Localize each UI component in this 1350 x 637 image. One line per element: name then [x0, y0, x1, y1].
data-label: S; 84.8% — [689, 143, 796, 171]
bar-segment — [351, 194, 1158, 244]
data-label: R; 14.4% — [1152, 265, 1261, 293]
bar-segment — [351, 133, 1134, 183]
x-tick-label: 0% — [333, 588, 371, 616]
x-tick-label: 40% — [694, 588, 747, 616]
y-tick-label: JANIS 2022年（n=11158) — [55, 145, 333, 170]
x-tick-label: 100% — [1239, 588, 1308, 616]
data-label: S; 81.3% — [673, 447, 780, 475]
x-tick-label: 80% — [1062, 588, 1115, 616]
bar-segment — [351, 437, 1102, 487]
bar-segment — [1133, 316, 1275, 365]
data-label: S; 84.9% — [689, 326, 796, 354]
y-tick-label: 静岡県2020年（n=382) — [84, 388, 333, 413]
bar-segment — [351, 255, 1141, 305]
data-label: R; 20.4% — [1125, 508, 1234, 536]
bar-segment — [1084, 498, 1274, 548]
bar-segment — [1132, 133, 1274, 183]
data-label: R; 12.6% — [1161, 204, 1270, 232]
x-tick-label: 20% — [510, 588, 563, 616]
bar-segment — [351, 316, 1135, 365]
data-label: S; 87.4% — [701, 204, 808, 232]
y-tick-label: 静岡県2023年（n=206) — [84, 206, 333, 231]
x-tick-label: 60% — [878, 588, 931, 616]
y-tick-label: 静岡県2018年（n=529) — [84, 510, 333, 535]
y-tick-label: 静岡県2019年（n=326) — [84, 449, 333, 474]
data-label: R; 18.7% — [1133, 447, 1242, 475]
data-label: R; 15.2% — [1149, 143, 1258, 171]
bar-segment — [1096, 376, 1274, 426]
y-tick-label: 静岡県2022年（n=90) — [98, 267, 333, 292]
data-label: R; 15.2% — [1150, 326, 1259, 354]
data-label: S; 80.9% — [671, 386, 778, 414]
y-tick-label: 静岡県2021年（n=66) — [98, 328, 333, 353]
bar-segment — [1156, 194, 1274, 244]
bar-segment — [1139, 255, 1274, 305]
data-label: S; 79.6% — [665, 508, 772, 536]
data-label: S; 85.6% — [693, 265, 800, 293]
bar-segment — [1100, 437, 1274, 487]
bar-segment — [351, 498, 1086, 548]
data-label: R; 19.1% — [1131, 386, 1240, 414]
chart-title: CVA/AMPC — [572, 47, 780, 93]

—————

_Aim:_
Copy every line above word for word, keeping each one unchanged.

_In response:_
Localize each UI component in this 1350 x 637 image. One line per element: name then [x0, y0, x1, y1].
data-label: S; 84.8% — [689, 143, 796, 171]
bar-segment — [351, 194, 1158, 244]
data-label: R; 14.4% — [1152, 265, 1261, 293]
bar-segment — [351, 133, 1134, 183]
x-tick-label: 0% — [333, 588, 371, 616]
x-tick-label: 40% — [694, 588, 747, 616]
y-tick-label: JANIS 2022年（n=11158) — [55, 145, 333, 170]
x-tick-label: 100% — [1239, 588, 1308, 616]
data-label: S; 81.3% — [673, 447, 780, 475]
x-tick-label: 80% — [1062, 588, 1115, 616]
bar-segment — [351, 437, 1102, 487]
bar-segment — [1133, 316, 1275, 365]
data-label: S; 84.9% — [689, 326, 796, 354]
y-tick-label: 静岡県2020年（n=382) — [84, 388, 333, 413]
bar-segment — [351, 255, 1141, 305]
data-label: R; 20.4% — [1125, 508, 1234, 536]
bar-segment — [1084, 498, 1274, 548]
bar-segment — [1132, 133, 1274, 183]
data-label: R; 12.6% — [1161, 204, 1270, 232]
x-tick-label: 20% — [510, 588, 563, 616]
bar-segment — [351, 316, 1135, 365]
data-label: S; 87.4% — [701, 204, 808, 232]
y-tick-label: 静岡県2023年（n=206) — [84, 206, 333, 231]
x-tick-label: 60% — [878, 588, 931, 616]
y-tick-label: 静岡県2018年（n=529) — [84, 510, 333, 535]
y-tick-label: 静岡県2019年（n=326) — [84, 449, 333, 474]
data-label: R; 18.7% — [1133, 447, 1242, 475]
data-label: R; 15.2% — [1149, 143, 1258, 171]
bar-segment — [1096, 376, 1274, 426]
y-tick-label: 静岡県2022年（n=90) — [98, 267, 333, 292]
data-label: R; 15.2% — [1150, 326, 1259, 354]
data-label: S; 80.9% — [671, 386, 778, 414]
y-tick-label: 静岡県2021年（n=66) — [98, 328, 333, 353]
bar-segment — [1156, 194, 1274, 244]
bar-segment — [1139, 255, 1274, 305]
data-label: S; 79.6% — [665, 508, 772, 536]
data-label: S; 85.6% — [693, 265, 800, 293]
bar-segment — [1100, 437, 1274, 487]
bar-segment — [351, 498, 1086, 548]
data-label: R; 19.1% — [1131, 386, 1240, 414]
chart-title: CVA/AMPC — [572, 47, 780, 93]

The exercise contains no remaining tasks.